───── Task material ─────

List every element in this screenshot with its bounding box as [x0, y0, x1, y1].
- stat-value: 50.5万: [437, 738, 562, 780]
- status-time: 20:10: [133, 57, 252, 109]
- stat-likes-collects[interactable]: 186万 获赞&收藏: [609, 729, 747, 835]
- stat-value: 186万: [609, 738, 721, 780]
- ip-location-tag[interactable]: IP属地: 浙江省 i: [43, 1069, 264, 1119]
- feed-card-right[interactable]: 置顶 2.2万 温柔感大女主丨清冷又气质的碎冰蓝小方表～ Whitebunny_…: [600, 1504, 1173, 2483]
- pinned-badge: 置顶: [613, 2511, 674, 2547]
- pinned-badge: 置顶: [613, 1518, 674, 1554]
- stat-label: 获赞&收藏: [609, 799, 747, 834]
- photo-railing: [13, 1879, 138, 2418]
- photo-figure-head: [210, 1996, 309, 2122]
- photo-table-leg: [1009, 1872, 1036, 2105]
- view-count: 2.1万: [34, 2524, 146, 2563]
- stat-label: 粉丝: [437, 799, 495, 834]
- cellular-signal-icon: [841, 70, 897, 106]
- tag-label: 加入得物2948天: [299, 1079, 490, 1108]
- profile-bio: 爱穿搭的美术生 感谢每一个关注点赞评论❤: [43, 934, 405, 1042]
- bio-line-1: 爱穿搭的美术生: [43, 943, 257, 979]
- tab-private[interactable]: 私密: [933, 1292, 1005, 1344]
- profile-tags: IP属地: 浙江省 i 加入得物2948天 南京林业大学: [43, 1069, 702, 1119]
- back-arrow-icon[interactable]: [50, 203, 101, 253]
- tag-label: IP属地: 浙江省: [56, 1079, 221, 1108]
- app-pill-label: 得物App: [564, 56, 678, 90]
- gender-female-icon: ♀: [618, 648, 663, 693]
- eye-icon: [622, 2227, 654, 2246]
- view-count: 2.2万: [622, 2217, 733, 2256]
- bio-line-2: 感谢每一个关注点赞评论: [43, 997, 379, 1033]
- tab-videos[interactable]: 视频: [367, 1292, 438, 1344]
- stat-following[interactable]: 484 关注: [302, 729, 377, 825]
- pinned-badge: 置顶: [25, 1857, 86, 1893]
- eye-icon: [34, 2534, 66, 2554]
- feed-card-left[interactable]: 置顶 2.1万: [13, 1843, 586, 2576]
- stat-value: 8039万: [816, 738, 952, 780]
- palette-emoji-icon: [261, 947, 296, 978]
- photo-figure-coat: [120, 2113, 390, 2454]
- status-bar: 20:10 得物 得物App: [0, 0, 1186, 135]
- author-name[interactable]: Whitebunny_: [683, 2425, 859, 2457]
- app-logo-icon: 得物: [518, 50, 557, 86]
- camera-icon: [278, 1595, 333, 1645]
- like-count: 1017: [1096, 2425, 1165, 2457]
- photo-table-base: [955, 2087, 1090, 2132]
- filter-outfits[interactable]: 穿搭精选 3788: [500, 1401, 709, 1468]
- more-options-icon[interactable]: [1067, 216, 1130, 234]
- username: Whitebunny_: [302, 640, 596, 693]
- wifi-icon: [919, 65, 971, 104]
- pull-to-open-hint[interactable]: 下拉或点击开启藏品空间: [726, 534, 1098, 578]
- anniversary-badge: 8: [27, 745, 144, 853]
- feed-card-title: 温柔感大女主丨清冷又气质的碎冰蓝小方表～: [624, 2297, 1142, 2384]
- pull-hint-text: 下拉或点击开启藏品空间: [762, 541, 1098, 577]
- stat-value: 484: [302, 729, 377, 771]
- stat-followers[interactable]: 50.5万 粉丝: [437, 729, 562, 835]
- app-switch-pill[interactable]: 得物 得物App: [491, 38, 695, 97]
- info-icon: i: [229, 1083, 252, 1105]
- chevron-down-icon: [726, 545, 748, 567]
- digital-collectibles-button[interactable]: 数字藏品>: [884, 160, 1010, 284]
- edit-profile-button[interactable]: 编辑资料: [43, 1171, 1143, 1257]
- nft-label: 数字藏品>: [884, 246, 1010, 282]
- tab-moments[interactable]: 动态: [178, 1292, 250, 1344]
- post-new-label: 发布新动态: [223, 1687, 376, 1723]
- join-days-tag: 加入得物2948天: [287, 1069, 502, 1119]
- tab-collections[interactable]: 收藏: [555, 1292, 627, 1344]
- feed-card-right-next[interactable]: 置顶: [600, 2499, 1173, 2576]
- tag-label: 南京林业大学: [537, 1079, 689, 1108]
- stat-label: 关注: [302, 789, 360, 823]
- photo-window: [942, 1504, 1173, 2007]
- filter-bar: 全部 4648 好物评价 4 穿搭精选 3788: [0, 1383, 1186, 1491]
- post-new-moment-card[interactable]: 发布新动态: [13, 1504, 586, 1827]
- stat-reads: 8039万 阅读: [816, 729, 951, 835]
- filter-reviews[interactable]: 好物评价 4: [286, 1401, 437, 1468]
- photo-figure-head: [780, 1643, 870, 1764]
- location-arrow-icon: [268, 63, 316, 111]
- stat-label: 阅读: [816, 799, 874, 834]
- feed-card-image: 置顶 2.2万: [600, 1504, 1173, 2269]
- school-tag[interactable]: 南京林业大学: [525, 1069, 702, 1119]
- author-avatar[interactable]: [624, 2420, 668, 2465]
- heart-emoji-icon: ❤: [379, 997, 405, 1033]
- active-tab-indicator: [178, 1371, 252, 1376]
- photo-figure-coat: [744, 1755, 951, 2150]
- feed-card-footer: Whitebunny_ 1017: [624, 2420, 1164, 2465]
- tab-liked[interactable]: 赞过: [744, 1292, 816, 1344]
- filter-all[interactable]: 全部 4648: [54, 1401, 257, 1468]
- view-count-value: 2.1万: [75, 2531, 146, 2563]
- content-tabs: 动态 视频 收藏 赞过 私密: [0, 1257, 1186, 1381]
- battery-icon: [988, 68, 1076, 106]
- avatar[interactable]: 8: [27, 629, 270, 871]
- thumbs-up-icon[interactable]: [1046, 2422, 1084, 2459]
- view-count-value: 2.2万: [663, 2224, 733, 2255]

─────

• Exercise aim
Set out every line of the data above as a Markdown table with the columns Row and Line. Number the rows and omit blank lines.

• In response
| Row | Line |
|---|---|
| 1 | List every element in this screenshot with its bounding box as [x0, y0, x1, y1]. |
| 2 | - stat-value: 50.5万: [437, 738, 562, 780] |
| 3 | - status-time: 20:10: [133, 57, 252, 109] |
| 4 | - stat-likes-collects[interactable]: 186万 获赞&收藏: [609, 729, 747, 835] |
| 5 | - stat-value: 186万: [609, 738, 721, 780] |
| 6 | - ip-location-tag[interactable]: IP属地: 浙江省 i: [43, 1069, 264, 1119] |
| 7 | - feed-card-right[interactable]: 置顶 2.2万 温柔感大女主丨清冷又气质的碎冰蓝小方表～ Whitebunny_…: [600, 1504, 1173, 2483] |
| 8 | - pinned-badge: 置顶: [613, 2511, 674, 2547] |
| 9 | - pinned-badge: 置顶: [613, 1518, 674, 1554] |
| 10 | - stat-label: 获赞&收藏: [609, 799, 747, 834] |
| 11 | - photo-railing: [13, 1879, 138, 2418] |
| 12 | - photo-figure-head: [210, 1996, 309, 2122] |
| 13 | - photo-table-leg: [1009, 1872, 1036, 2105] |
| 14 | - view-count: 2.1万: [34, 2524, 146, 2563] |
| 15 | - stat-label: 粉丝: [437, 799, 495, 834] |
| 16 | - cellular-signal-icon: [841, 70, 897, 106] |
| 17 | - tag-label: 加入得物2948天: [299, 1079, 490, 1108] |
| 18 | - profile-bio: 爱穿搭的美术生 感谢每一个关注点赞评论❤: [43, 934, 405, 1042] |
| 19 | - bio-line-1: 爱穿搭的美术生: [43, 943, 257, 979] |
| 20 | - tab-private[interactable]: 私密: [933, 1292, 1005, 1344] |
| 21 | - profile-tags: IP属地: 浙江省 i 加入得物2948天 南京林业大学: [43, 1069, 702, 1119] |
| 22 | - back-arrow-icon[interactable]: [50, 203, 101, 253] |
| 23 | - tag-label: IP属地: 浙江省: [56, 1079, 221, 1108] |
| 24 | - app-pill-label: 得物App: [564, 56, 678, 90] |
| 25 | - gender-female-icon: ♀: [618, 648, 663, 693] |
| 26 | - eye-icon: [622, 2227, 654, 2246] |
| 27 | - view-count: 2.2万: [622, 2217, 733, 2256] |
| 28 | - bio-line-2: 感谢每一个关注点赞评论: [43, 997, 379, 1033] |
| 29 | - tab-videos[interactable]: 视频: [367, 1292, 438, 1344] |
| 30 | - stat-following[interactable]: 484 关注: [302, 729, 377, 825] |
| 31 | - pinned-badge: 置顶: [25, 1857, 86, 1893] |
| 32 | - eye-icon: [34, 2534, 66, 2554] |
| 33 | - feed-card-left[interactable]: 置顶 2.1万: [13, 1843, 586, 2576] |
| 34 | - stat-value: 8039万: [816, 738, 952, 780] |
| 35 | - palette-emoji-icon: [261, 947, 296, 978] |
| 36 | - photo-figure-coat: [120, 2113, 390, 2454] |
| 37 | - status-bar: 20:10 得物 得物App: [0, 0, 1186, 135] |
| 38 | - author-name[interactable]: Whitebunny_: [683, 2425, 859, 2457] |
| 39 | - app-logo-icon: 得物: [518, 50, 557, 86] |
| 40 | - camera-icon: [278, 1595, 333, 1645] |
| 41 | - like-count: 1017: [1096, 2425, 1165, 2457] |
| 42 | - photo-table-base: [955, 2087, 1090, 2132] |
| 43 | - filter-outfits[interactable]: 穿搭精选 3788: [500, 1401, 709, 1468] |
| 44 | - more-options-icon[interactable]: [1067, 216, 1130, 234] |
| 45 | - username: Whitebunny_: [302, 640, 596, 693] |
| 46 | - wifi-icon: [919, 65, 971, 104] |
| 47 | - pull-to-open-hint[interactable]: 下拉或点击开启藏品空间: [726, 534, 1098, 578] |
| 48 | - anniversary-badge: 8: [27, 745, 144, 853] |
| 49 | - feed-card-title: 温柔感大女主丨清冷又气质的碎冰蓝小方表～: [624, 2297, 1142, 2384] |
| 50 | - pull-hint-text: 下拉或点击开启藏品空间: [762, 541, 1098, 577] |
| 51 | - stat-value: 484: [302, 729, 377, 771] |
| 52 | - stat-followers[interactable]: 50.5万 粉丝: [437, 729, 562, 835] |
| 53 | - app-switch-pill[interactable]: 得物 得物App: [491, 38, 695, 97] |
| 54 | - info-icon: i: [229, 1083, 252, 1105] |
| 55 | - chevron-down-icon: [726, 545, 748, 567] |
| 56 | - digital-collectibles-button[interactable]: 数字藏品>: [884, 160, 1010, 284] |
| 57 | - edit-profile-button[interactable]: 编辑资料: [43, 1171, 1143, 1257] |
| 58 | - nft-label: 数字藏品>: [884, 246, 1010, 282] |
| 59 | - tab-moments[interactable]: 动态: [178, 1292, 250, 1344] |
| 60 | - post-new-label: 发布新动态: [223, 1687, 376, 1723] |
| 61 | - join-days-tag: 加入得物2948天: [287, 1069, 502, 1119] |
| 62 | - tab-collections[interactable]: 收藏: [555, 1292, 627, 1344] |
| 63 | - feed-card-right-next[interactable]: 置顶: [600, 2499, 1173, 2576] |
| 64 | - tag-label: 南京林业大学: [537, 1079, 689, 1108] |
| 65 | - stat-label: 关注: [302, 789, 360, 823] |
| 66 | - photo-window: [942, 1504, 1173, 2007] |
| 67 | - filter-bar: 全部 4648 好物评价 4 穿搭精选 3788: [0, 1383, 1186, 1491] |
| 68 | - post-new-moment-card[interactable]: 发布新动态: [13, 1504, 586, 1827] |
| 69 | - stat-reads: 8039万 阅读: [816, 729, 951, 835] |
| 70 | - filter-reviews[interactable]: 好物评价 4: [286, 1401, 437, 1468] |
| 71 | - photo-figure-head: [780, 1643, 870, 1764] |
| 72 | - location-arrow-icon: [268, 63, 316, 111] |
| 73 | - stat-label: 阅读: [816, 799, 874, 834] |
| 74 | - feed-card-image: 置顶 2.2万: [600, 1504, 1173, 2269] |
| 75 | - school-tag[interactable]: 南京林业大学: [525, 1069, 702, 1119] |
| 76 | - author-avatar[interactable]: [624, 2420, 668, 2465] |
| 77 | - heart-emoji-icon: ❤: [379, 997, 405, 1033] |
| 78 | - active-tab-indicator: [178, 1371, 252, 1376] |
| 79 | - photo-figure-coat: [744, 1755, 951, 2150] |
| 80 | - feed-card-footer: Whitebunny_ 1017: [624, 2420, 1164, 2465] |
| 81 | - tab-liked[interactable]: 赞过: [744, 1292, 816, 1344] |
| 82 | - filter-all[interactable]: 全部 4648: [54, 1401, 257, 1468] |
| 83 | - view-count-value: 2.1万: [75, 2531, 146, 2563] |
| 84 | - content-tabs: 动态 视频 收藏 赞过 私密: [0, 1257, 1186, 1381] |
| 85 | - battery-icon: [988, 68, 1076, 106] |
| 86 | - avatar[interactable]: 8: [27, 629, 270, 871] |
| 87 | - thumbs-up-icon[interactable]: [1046, 2422, 1084, 2459] |
| 88 | - view-count-value: 2.2万: [663, 2224, 733, 2255] |